> **TASK**: Go through the data below and copy each line where the word "kcal" occurs.

> **DATA FOR REVIEW**:
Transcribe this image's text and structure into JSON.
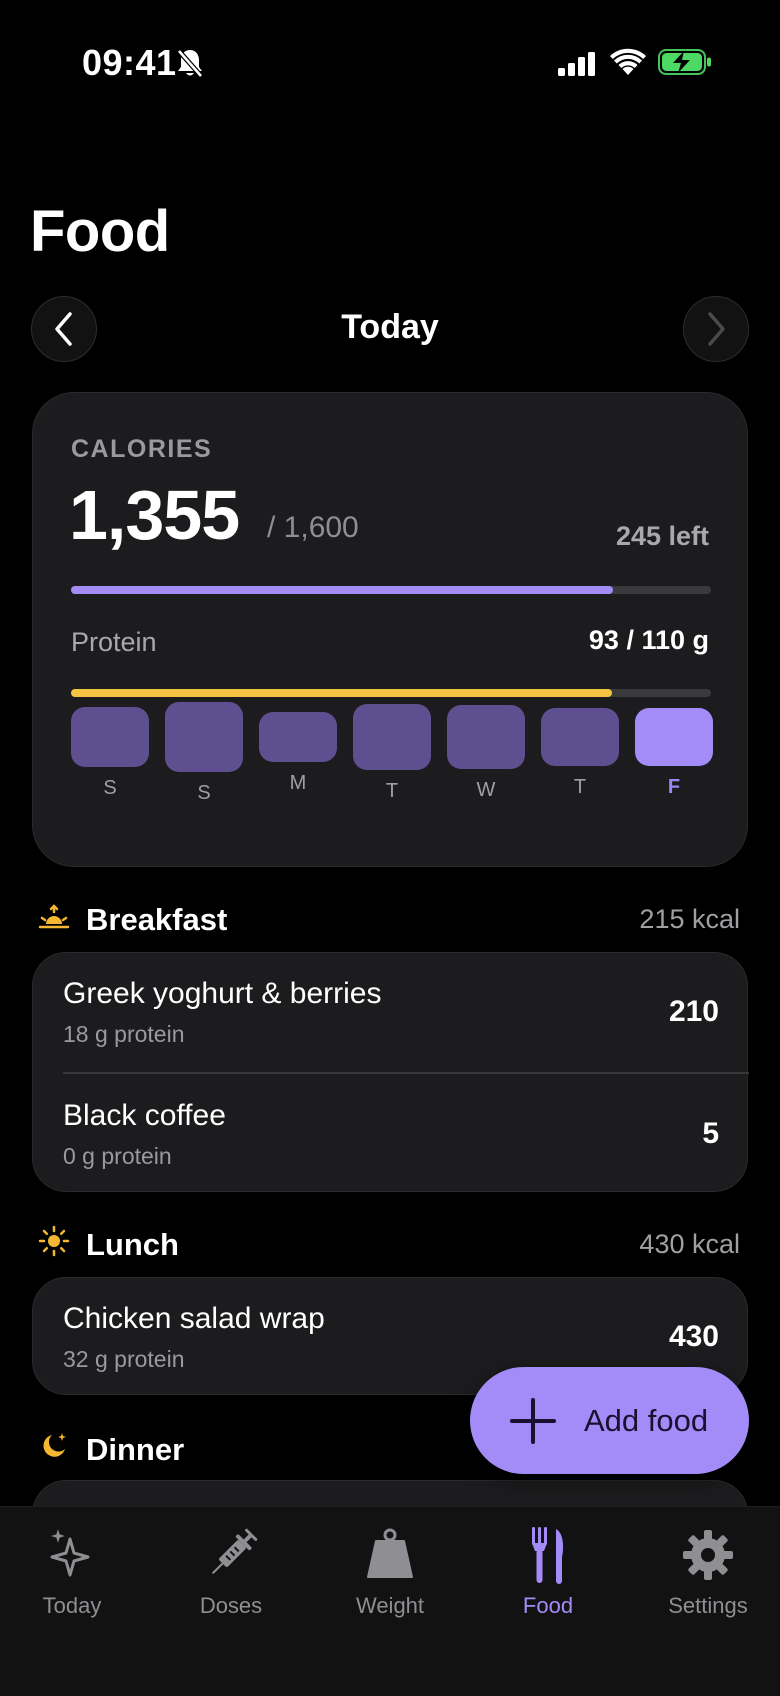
{
  "status_bar": {
    "time": "09:41",
    "icons": [
      "bell-slash-icon",
      "signal-icon",
      "wifi-icon",
      "battery-charging-icon"
    ]
  },
  "page": {
    "title": "Food"
  },
  "date_nav": {
    "label": "Today",
    "prev_icon": "chevron-left-icon",
    "next_icon": "chevron-right-icon"
  },
  "calories": {
    "label": "CALORIES",
    "value": "1,355",
    "goal": "/ 1,600",
    "left": "245 left",
    "progress": 0.847,
    "color": "#a48cf8"
  },
  "protein": {
    "label": "Protein",
    "value": "93 / 110 g",
    "progress": 0.845,
    "color": "#f5c242"
  },
  "week": [
    {
      "label": "S",
      "level": 0.6
    },
    {
      "label": "S",
      "level": 0.7
    },
    {
      "label": "M",
      "level": 0.5
    },
    {
      "label": "T",
      "level": 0.66
    },
    {
      "label": "W",
      "level": 0.64
    },
    {
      "label": "T",
      "level": 0.58
    },
    {
      "label": "F",
      "level": 0.58,
      "active": true
    }
  ],
  "meals": [
    {
      "name": "Breakfast",
      "icon": "sunrise-icon",
      "kcal": "215 kcal",
      "items": [
        {
          "name": "Greek yoghurt & berries",
          "protein": "18 g protein",
          "kcal": "210"
        },
        {
          "name": "Black coffee",
          "protein": "0 g protein",
          "kcal": "5"
        }
      ]
    },
    {
      "name": "Lunch",
      "icon": "sun-icon",
      "kcal": "430 kcal",
      "items": [
        {
          "name": "Chicken salad wrap",
          "protein": "32 g protein",
          "kcal": "430"
        }
      ]
    },
    {
      "name": "Dinner",
      "icon": "moon-stars-icon"
    }
  ],
  "fab": {
    "label": "Add food",
    "icon": "plus-icon"
  },
  "tabs": [
    {
      "label": "Today",
      "icon": "sparkles-icon"
    },
    {
      "label": "Doses",
      "icon": "syringe-icon"
    },
    {
      "label": "Weight",
      "icon": "scale-icon"
    },
    {
      "label": "Food",
      "icon": "fork-knife-icon",
      "active": true
    },
    {
      "label": "Settings",
      "icon": "gear-icon"
    }
  ]
}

> **SOLUTION TO THE EXERCISE**:
      "kcal": "215 kcal",
          "kcal": "210"
          "kcal": "5"
      "kcal": "430 kcal",
          "kcal": "430"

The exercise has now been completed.